Without the pictures, write out all the lines below exactly as they appear.

Data items
'''

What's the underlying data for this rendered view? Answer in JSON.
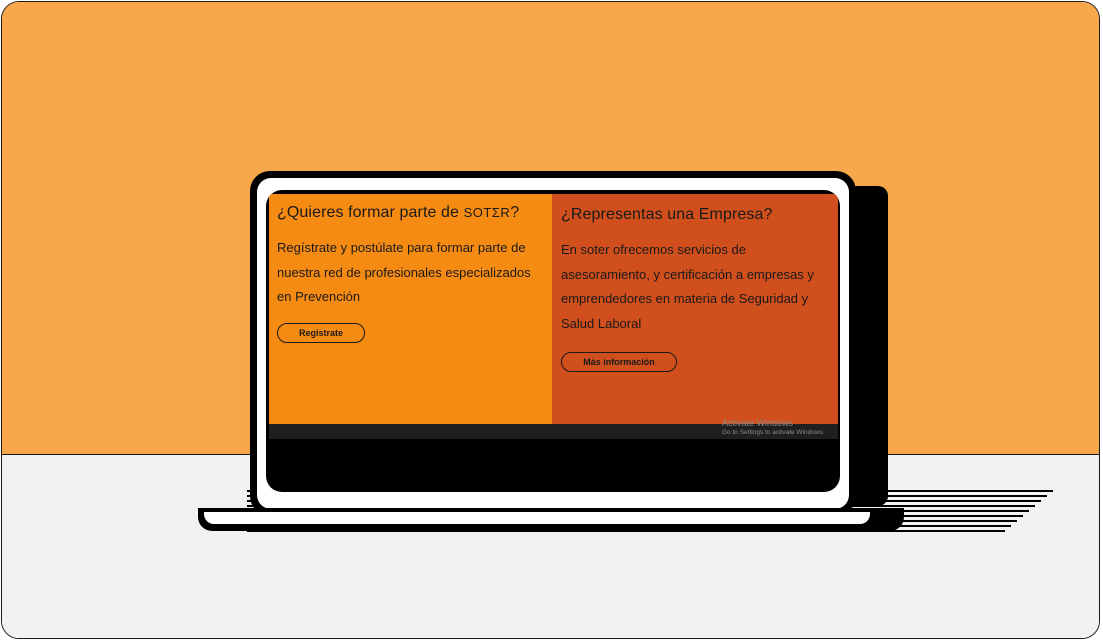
{
  "left_panel": {
    "title": "¿Quieres formar parte de",
    "brand": "SOTΣR",
    "title_suffix": "?",
    "text": "Regístrate y postúlate para formar parte de nuestra red de profesionales especializados en Prevención",
    "button_label": "Registrate"
  },
  "right_panel": {
    "title": "¿Representas una Empresa?",
    "text": "En soter ofrecemos servicios de asesoramiento, y certificación a empresas y emprendedores en materia de Seguridad y Salud Laboral",
    "button_label": "Más información"
  },
  "watermark": {
    "line1": "Activate Windows",
    "line2": "Go to Settings to activate Windows."
  },
  "colors": {
    "background_top": "#f8a74b",
    "background_bottom": "#f2f2f2",
    "left_panel": "#f68b13",
    "right_panel": "#d04f1c"
  }
}
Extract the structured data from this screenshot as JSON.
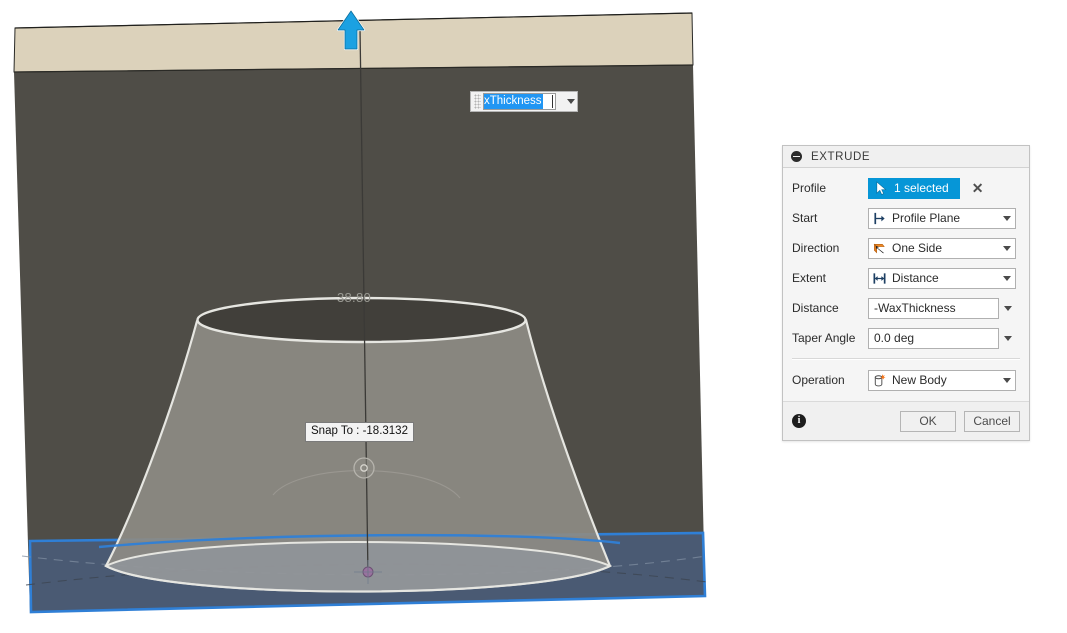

'''

» TASK RESULT:
What's the underlying data for this rendered view? Answer in JSON.
{
  "left_panel": {
    "title": "¿Quieres formar parte de",
    "brand": "SOTΣR",
    "title_suffix": "?",
    "text": "Regístrate y postúlate para formar parte de nuestra red de profesionales especializados en Prevención",
    "button_label": "Registrate"
  },
  "right_panel": {
    "title": "¿Representas una Empresa?",
    "text": "En soter ofrecemos servicios de asesoramiento, y certificación a empresas y emprendedores en materia de Seguridad y Salud Laboral",
    "button_label": "Más información"
  },
  "watermark": {
    "line1": "Activate Windows",
    "line2": "Go to Settings to activate Windows."
  },
  "colors": {
    "background_top": "#f8a74b",
    "background_bottom": "#f2f2f2",
    "left_panel": "#f68b13",
    "right_panel": "#d04f1c"
  }
}
Extract the structured data from this screenshot as JSON.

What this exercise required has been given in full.